Identify the lines bearing the string "title" and gather them.

## Begin Given data

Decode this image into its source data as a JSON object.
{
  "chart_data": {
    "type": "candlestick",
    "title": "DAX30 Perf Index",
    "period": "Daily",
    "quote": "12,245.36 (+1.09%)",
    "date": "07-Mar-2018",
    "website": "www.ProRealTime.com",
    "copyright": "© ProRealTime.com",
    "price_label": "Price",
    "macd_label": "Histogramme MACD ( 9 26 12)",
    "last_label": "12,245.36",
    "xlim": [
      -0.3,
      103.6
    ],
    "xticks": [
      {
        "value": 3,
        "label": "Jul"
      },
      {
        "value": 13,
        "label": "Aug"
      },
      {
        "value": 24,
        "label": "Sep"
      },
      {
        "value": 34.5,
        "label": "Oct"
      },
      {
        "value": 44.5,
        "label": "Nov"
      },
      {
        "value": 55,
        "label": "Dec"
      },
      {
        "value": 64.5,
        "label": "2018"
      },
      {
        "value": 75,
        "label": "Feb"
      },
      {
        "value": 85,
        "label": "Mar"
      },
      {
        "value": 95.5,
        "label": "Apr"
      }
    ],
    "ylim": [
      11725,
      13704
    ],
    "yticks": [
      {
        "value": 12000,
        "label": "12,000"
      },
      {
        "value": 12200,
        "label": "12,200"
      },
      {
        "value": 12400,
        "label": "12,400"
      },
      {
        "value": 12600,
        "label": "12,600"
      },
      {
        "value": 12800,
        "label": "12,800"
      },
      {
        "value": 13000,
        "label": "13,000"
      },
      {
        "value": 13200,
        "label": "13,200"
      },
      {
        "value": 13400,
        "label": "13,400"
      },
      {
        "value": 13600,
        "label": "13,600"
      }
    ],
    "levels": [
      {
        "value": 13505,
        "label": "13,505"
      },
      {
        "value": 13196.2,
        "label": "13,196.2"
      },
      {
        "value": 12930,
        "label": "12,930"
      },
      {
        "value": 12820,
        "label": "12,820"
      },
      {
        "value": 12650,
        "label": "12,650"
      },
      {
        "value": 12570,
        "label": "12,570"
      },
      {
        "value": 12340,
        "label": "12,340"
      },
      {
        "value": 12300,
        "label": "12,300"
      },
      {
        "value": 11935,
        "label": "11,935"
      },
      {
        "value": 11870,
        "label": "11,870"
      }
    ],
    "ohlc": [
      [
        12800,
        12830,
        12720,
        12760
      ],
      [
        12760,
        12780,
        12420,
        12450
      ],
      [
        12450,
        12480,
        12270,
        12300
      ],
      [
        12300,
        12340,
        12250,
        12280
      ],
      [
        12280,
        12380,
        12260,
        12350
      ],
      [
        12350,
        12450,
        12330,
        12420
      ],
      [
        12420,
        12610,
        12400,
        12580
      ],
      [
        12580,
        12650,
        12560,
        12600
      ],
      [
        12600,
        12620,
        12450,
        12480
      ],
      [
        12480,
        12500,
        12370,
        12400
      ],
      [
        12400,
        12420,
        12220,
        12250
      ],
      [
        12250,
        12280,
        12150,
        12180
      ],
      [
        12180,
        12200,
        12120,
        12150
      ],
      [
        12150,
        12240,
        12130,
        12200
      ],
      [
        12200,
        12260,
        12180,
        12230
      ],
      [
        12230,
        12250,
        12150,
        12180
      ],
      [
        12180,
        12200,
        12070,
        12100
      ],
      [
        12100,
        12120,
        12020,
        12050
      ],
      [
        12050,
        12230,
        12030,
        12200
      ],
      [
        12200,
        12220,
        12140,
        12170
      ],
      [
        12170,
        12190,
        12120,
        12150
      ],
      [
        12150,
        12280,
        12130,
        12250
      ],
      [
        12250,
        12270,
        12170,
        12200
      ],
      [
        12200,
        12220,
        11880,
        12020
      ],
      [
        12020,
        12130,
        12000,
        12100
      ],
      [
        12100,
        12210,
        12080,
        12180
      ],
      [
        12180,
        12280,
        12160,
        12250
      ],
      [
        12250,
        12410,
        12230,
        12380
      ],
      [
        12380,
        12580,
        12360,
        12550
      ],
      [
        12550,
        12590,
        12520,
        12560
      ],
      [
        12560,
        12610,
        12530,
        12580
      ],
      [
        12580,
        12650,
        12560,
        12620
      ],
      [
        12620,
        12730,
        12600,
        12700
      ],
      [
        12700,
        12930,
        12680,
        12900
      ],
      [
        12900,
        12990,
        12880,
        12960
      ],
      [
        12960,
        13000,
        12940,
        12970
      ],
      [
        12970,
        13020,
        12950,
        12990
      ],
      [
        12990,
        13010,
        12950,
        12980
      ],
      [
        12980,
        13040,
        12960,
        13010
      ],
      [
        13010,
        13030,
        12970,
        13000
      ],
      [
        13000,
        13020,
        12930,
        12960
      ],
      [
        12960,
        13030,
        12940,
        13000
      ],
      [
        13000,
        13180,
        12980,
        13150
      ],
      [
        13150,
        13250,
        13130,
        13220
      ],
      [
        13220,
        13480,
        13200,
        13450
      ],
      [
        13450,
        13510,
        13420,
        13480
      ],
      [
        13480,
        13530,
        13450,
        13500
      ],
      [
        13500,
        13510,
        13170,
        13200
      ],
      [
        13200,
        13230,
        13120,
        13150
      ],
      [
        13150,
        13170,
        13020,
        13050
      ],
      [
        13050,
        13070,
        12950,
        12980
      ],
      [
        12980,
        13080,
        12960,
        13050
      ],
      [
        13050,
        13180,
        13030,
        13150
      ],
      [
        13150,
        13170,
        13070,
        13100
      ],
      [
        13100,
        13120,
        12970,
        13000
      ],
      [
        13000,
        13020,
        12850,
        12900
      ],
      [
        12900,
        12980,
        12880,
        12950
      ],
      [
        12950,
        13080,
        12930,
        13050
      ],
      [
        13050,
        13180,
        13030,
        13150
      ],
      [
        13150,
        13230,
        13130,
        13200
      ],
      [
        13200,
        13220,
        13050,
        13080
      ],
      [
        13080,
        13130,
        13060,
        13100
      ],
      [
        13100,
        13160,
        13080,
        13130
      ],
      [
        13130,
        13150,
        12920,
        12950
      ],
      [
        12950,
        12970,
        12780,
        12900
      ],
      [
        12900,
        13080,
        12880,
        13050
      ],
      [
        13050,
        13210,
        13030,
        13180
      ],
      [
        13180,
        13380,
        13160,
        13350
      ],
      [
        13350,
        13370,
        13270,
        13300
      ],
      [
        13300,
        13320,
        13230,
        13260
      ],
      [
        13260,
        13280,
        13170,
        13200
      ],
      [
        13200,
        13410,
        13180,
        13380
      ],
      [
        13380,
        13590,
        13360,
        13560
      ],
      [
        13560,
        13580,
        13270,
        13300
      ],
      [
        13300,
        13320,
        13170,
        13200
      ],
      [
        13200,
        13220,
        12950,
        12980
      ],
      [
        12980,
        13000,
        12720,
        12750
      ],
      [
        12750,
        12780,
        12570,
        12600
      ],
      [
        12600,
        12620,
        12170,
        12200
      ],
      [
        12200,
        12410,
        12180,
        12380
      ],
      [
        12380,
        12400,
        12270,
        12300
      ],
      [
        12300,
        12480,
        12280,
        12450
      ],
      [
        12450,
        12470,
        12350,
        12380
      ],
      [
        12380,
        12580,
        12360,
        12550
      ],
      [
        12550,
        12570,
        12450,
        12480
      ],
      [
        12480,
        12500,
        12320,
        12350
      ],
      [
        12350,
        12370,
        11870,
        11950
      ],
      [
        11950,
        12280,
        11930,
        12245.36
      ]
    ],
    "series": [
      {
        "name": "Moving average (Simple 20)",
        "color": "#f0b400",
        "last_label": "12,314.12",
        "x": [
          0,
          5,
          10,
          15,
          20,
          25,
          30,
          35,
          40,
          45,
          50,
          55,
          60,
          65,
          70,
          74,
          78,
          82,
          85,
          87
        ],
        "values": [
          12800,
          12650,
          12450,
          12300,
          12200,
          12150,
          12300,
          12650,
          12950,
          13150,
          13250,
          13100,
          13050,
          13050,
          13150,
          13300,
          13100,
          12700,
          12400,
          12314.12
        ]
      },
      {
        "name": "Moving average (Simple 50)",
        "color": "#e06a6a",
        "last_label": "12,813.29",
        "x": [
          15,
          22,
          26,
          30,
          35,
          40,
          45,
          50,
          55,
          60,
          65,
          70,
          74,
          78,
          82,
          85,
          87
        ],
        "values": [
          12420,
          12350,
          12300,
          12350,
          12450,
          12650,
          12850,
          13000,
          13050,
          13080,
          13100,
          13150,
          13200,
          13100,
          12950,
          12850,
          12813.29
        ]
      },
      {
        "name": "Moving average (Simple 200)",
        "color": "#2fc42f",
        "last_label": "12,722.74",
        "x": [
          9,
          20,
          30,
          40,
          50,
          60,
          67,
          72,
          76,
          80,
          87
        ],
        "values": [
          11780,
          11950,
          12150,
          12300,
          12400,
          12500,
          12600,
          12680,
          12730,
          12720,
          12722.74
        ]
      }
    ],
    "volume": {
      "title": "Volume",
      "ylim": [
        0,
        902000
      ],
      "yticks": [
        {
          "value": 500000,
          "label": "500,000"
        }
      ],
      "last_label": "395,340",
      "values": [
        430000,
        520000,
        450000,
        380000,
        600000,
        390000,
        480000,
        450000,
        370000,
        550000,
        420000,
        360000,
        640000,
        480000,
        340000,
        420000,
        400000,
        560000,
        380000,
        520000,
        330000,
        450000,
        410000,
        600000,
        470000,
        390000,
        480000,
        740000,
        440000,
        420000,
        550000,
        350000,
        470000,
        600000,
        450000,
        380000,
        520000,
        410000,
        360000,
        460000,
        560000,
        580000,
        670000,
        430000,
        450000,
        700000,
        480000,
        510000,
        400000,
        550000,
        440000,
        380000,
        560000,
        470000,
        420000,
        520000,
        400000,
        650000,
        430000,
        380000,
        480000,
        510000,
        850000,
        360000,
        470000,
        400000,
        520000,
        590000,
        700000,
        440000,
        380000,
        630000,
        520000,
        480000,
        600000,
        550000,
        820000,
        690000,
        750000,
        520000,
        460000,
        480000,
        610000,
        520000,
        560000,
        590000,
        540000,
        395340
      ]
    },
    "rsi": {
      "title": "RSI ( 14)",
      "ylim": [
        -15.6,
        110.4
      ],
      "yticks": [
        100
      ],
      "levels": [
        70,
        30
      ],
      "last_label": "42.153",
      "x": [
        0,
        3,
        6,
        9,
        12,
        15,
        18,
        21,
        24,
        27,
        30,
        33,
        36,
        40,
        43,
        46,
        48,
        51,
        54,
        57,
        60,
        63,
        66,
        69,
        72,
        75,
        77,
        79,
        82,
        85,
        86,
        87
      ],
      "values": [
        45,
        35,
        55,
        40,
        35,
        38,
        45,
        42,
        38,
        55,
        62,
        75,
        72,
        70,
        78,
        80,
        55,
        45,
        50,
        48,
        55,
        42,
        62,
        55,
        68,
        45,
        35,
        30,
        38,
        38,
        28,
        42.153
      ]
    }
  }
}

## End Given data

Result of this task:
    "title": "DAX30 Perf Index",
      "title": "Volume",
      "title": "RSI ( 14)",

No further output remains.